Figure dataset records
****

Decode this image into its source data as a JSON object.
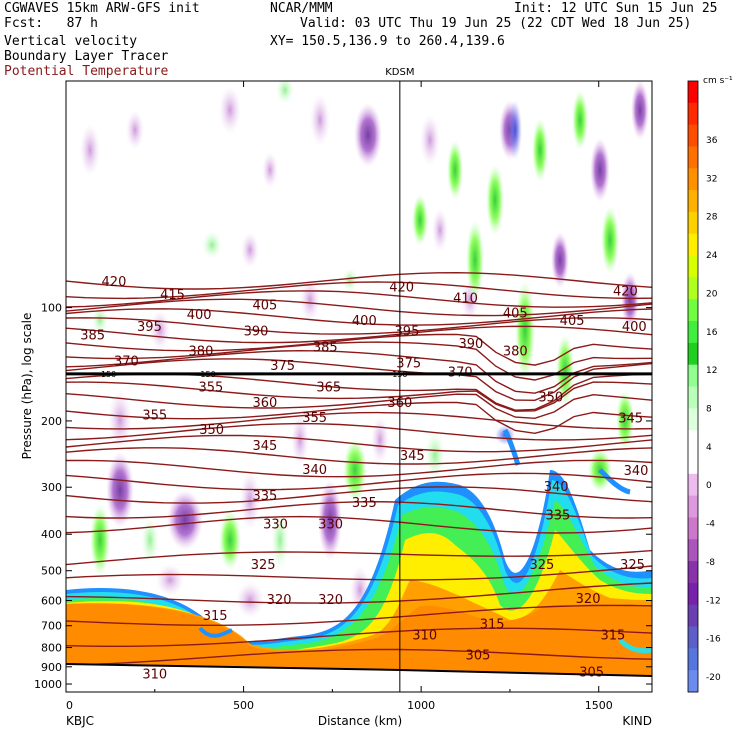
{
  "header": {
    "model": "CGWAVES 15km ARW-GFS init",
    "fcst": "Fcst:   87 h",
    "org": "NCAR/MMM",
    "init": "Init: 12 UTC Sun 15 Jun 25",
    "valid": "Valid: 03 UTC Thu 19 Jun 25 (22 CDT Wed 18 Jun 25)",
    "xy": "XY= 150.5,136.9 to 260.4,139.6",
    "field1": "Vertical velocity",
    "field2": "Boundary Layer Tracer",
    "field3": "Potential Temperature",
    "field3_color": "#8b1a1a"
  },
  "chart_data": {
    "type": "heatmap",
    "xlabel": "Distance (km)",
    "ylabel": "Pressure (hPa), log scale",
    "xlim": [
      0,
      1650
    ],
    "ylim": [
      1050,
      25
    ],
    "y_scale": "log",
    "x_ticks": [
      0,
      500,
      1000,
      1500
    ],
    "y_ticks": [
      100,
      200,
      300,
      400,
      500,
      600,
      700,
      800,
      900,
      1000
    ],
    "left_endpoint": "KBJC",
    "right_endpoint": "KIND",
    "station_marker": {
      "label": "KDSM",
      "x": 940
    },
    "reference_line": {
      "label": "150",
      "pressure": 150
    },
    "colorbar": {
      "units": "cm s⁻¹",
      "tick_labels": [
        36,
        32,
        28,
        24,
        20,
        16,
        12,
        8,
        4,
        0,
        -4,
        -8,
        -12,
        -16,
        -20
      ],
      "colors": [
        "#ff0000",
        "#ff2a00",
        "#ff4d00",
        "#ff7000",
        "#ff9000",
        "#ffb000",
        "#ffd000",
        "#ffee00",
        "#d8ff00",
        "#b0ff20",
        "#70ff40",
        "#40ee40",
        "#20d020",
        "#90ff90",
        "#b8ffb8",
        "#dcffdc",
        "#ffffff",
        "#ffffff",
        "#eebbee",
        "#dd99dd",
        "#cc77cc",
        "#aa55bb",
        "#8833aa",
        "#7722aa",
        "#6a3fb0",
        "#5d5fc8",
        "#5577dd",
        "#6a8cf0"
      ]
    },
    "theta_contours": {
      "color": "#8b1a1a",
      "labels": [
        {
          "v": 420,
          "x": 135,
          "p": 85
        },
        {
          "v": 415,
          "x": 300,
          "p": 92
        },
        {
          "v": 405,
          "x": 560,
          "p": 98
        },
        {
          "v": 420,
          "x": 945,
          "p": 88
        },
        {
          "v": 410,
          "x": 1125,
          "p": 94
        },
        {
          "v": 405,
          "x": 1265,
          "p": 103
        },
        {
          "v": 420,
          "x": 1575,
          "p": 90
        },
        {
          "v": 400,
          "x": 375,
          "p": 104
        },
        {
          "v": 400,
          "x": 840,
          "p": 108
        },
        {
          "v": 405,
          "x": 1425,
          "p": 108
        },
        {
          "v": 400,
          "x": 1600,
          "p": 112
        },
        {
          "v": 385,
          "x": 75,
          "p": 118
        },
        {
          "v": 395,
          "x": 235,
          "p": 112
        },
        {
          "v": 390,
          "x": 535,
          "p": 115
        },
        {
          "v": 395,
          "x": 960,
          "p": 115
        },
        {
          "v": 390,
          "x": 1140,
          "p": 124
        },
        {
          "v": 385,
          "x": 730,
          "p": 127
        },
        {
          "v": 380,
          "x": 1265,
          "p": 130
        },
        {
          "v": 370,
          "x": 170,
          "p": 138
        },
        {
          "v": 380,
          "x": 380,
          "p": 130
        },
        {
          "v": 375,
          "x": 610,
          "p": 142
        },
        {
          "v": 375,
          "x": 965,
          "p": 140
        },
        {
          "v": 370,
          "x": 1110,
          "p": 148
        },
        {
          "v": 355,
          "x": 408,
          "p": 162
        },
        {
          "v": 365,
          "x": 740,
          "p": 162
        },
        {
          "v": 355,
          "x": 250,
          "p": 192
        },
        {
          "v": 360,
          "x": 560,
          "p": 178
        },
        {
          "v": 355,
          "x": 700,
          "p": 195
        },
        {
          "v": 360,
          "x": 940,
          "p": 178
        },
        {
          "v": 350,
          "x": 1365,
          "p": 172
        },
        {
          "v": 345,
          "x": 1590,
          "p": 196
        },
        {
          "v": 350,
          "x": 410,
          "p": 210
        },
        {
          "v": 345,
          "x": 560,
          "p": 232
        },
        {
          "v": 345,
          "x": 975,
          "p": 246
        },
        {
          "v": 340,
          "x": 700,
          "p": 268
        },
        {
          "v": 340,
          "x": 1380,
          "p": 298
        },
        {
          "v": 340,
          "x": 1605,
          "p": 270
        },
        {
          "v": 335,
          "x": 560,
          "p": 315
        },
        {
          "v": 335,
          "x": 840,
          "p": 328
        },
        {
          "v": 335,
          "x": 1385,
          "p": 355
        },
        {
          "v": 330,
          "x": 590,
          "p": 375
        },
        {
          "v": 330,
          "x": 745,
          "p": 375
        },
        {
          "v": 325,
          "x": 555,
          "p": 480
        },
        {
          "v": 325,
          "x": 1340,
          "p": 480
        },
        {
          "v": 325,
          "x": 1595,
          "p": 480
        },
        {
          "v": 320,
          "x": 600,
          "p": 595
        },
        {
          "v": 320,
          "x": 745,
          "p": 595
        },
        {
          "v": 320,
          "x": 1470,
          "p": 590
        },
        {
          "v": 315,
          "x": 420,
          "p": 655
        },
        {
          "v": 315,
          "x": 1200,
          "p": 690
        },
        {
          "v": 315,
          "x": 1540,
          "p": 738
        },
        {
          "v": 310,
          "x": 1010,
          "p": 738
        },
        {
          "v": 305,
          "x": 1160,
          "p": 835
        },
        {
          "v": 305,
          "x": 1480,
          "p": 925
        },
        {
          "v": 310,
          "x": 250,
          "p": 938
        }
      ]
    }
  }
}
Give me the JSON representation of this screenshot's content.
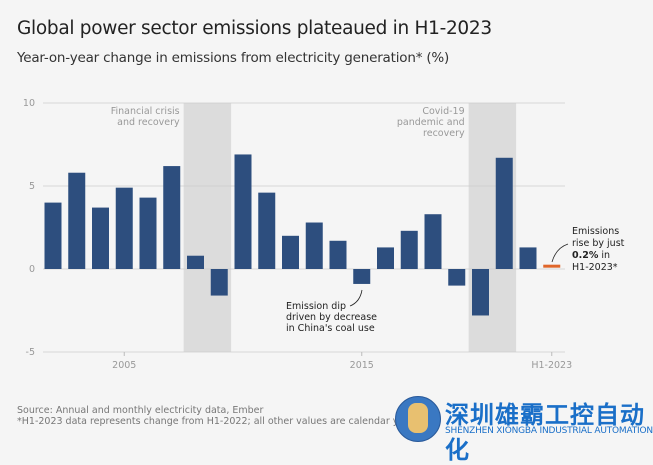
{
  "title": "Global power sector emissions plateaued in H1-2023",
  "subtitle": "Year-on-year change in emissions from electricity generation* (%)",
  "chart_data": {
    "type": "bar",
    "categories": [
      "2002",
      "2003",
      "2004",
      "2005",
      "2006",
      "2007",
      "2008",
      "2009",
      "2010",
      "2011",
      "2012",
      "2013",
      "2014",
      "2015",
      "2016",
      "2017",
      "2018",
      "2019",
      "2020",
      "2021",
      "2022",
      "H1-2023"
    ],
    "values": [
      4.0,
      5.8,
      3.7,
      4.9,
      4.3,
      6.2,
      0.8,
      -1.6,
      6.9,
      4.6,
      2.0,
      2.8,
      1.7,
      -0.9,
      1.3,
      2.3,
      3.3,
      -1.0,
      -2.8,
      6.7,
      1.3,
      0.2
    ],
    "ylim": [
      -5,
      10
    ],
    "yticks": [
      "10",
      "5",
      "0",
      "-5"
    ],
    "xticks": [
      "2005",
      "2015",
      "H1-2023"
    ],
    "grid": true,
    "colors": {
      "bar": "#2d4e7e",
      "highlight": "#e0662a",
      "shade": "#dcdcdc"
    },
    "shaded_periods": [
      {
        "from": "2008",
        "to": "2009",
        "label_lines": [
          "Financial crisis",
          "and recovery"
        ]
      },
      {
        "from": "2020",
        "to": "2021",
        "label_lines": [
          "Covid-19",
          "pandemic and",
          "recovery"
        ]
      }
    ],
    "annotations": [
      {
        "lines": [
          "Emission dip",
          "driven by decrease",
          "in China's coal use"
        ]
      },
      {
        "lines": [
          "Emissions",
          "rise by just",
          "0.2% in",
          "H1-2023*"
        ]
      }
    ]
  },
  "footer": {
    "source": "Source: Annual and monthly electricity data, Ember",
    "note": "*H1-2023 data represents change from H1-2022; all other values are calendar yea"
  },
  "watermark": {
    "cn": "深圳雄霸工控自动化",
    "en": "SHENZHEN XIONGBA INDUSTRIAL AUTOMATION"
  }
}
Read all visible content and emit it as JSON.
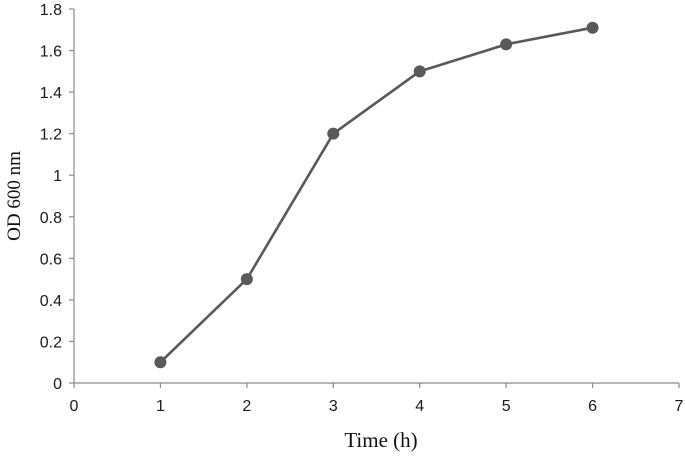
{
  "chart_data": {
    "type": "line",
    "title": "",
    "xlabel": "Time  (h)",
    "ylabel": "OD 600 nm",
    "xlim": [
      0,
      7
    ],
    "ylim": [
      0,
      1.8
    ],
    "x_ticks": [
      "0",
      "1",
      "2",
      "3",
      "4",
      "5",
      "6",
      "7"
    ],
    "y_ticks": [
      "0",
      "0.2",
      "0.4",
      "0.6",
      "0.8",
      "1",
      "1.2",
      "1.4",
      "1.6",
      "1.8"
    ],
    "grid": false,
    "legend": "none",
    "series": [
      {
        "color": "#595959",
        "x": [
          1,
          2,
          3,
          4,
          5,
          6
        ],
        "y": [
          0.1,
          0.5,
          1.2,
          1.5,
          1.63,
          1.71
        ]
      }
    ]
  }
}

****

### DO THIS
Reproduce exactly, without any picture, the lines from the one bearing "Read all visible content and emit it as JSON." to the last line of the records above.

### ANSWER TO THIS TASK
Read all visible content and emit it as JSON.
{
  "chart_data": {
    "type": "line",
    "title": "",
    "xlabel": "Time  (h)",
    "ylabel": "OD 600 nm",
    "xlim": [
      0,
      7
    ],
    "ylim": [
      0,
      1.8
    ],
    "x_ticks": [
      "0",
      "1",
      "2",
      "3",
      "4",
      "5",
      "6",
      "7"
    ],
    "y_ticks": [
      "0",
      "0.2",
      "0.4",
      "0.6",
      "0.8",
      "1",
      "1.2",
      "1.4",
      "1.6",
      "1.8"
    ],
    "grid": false,
    "legend": "none",
    "series": [
      {
        "color": "#595959",
        "x": [
          1,
          2,
          3,
          4,
          5,
          6
        ],
        "y": [
          0.1,
          0.5,
          1.2,
          1.5,
          1.63,
          1.71
        ]
      }
    ]
  }
}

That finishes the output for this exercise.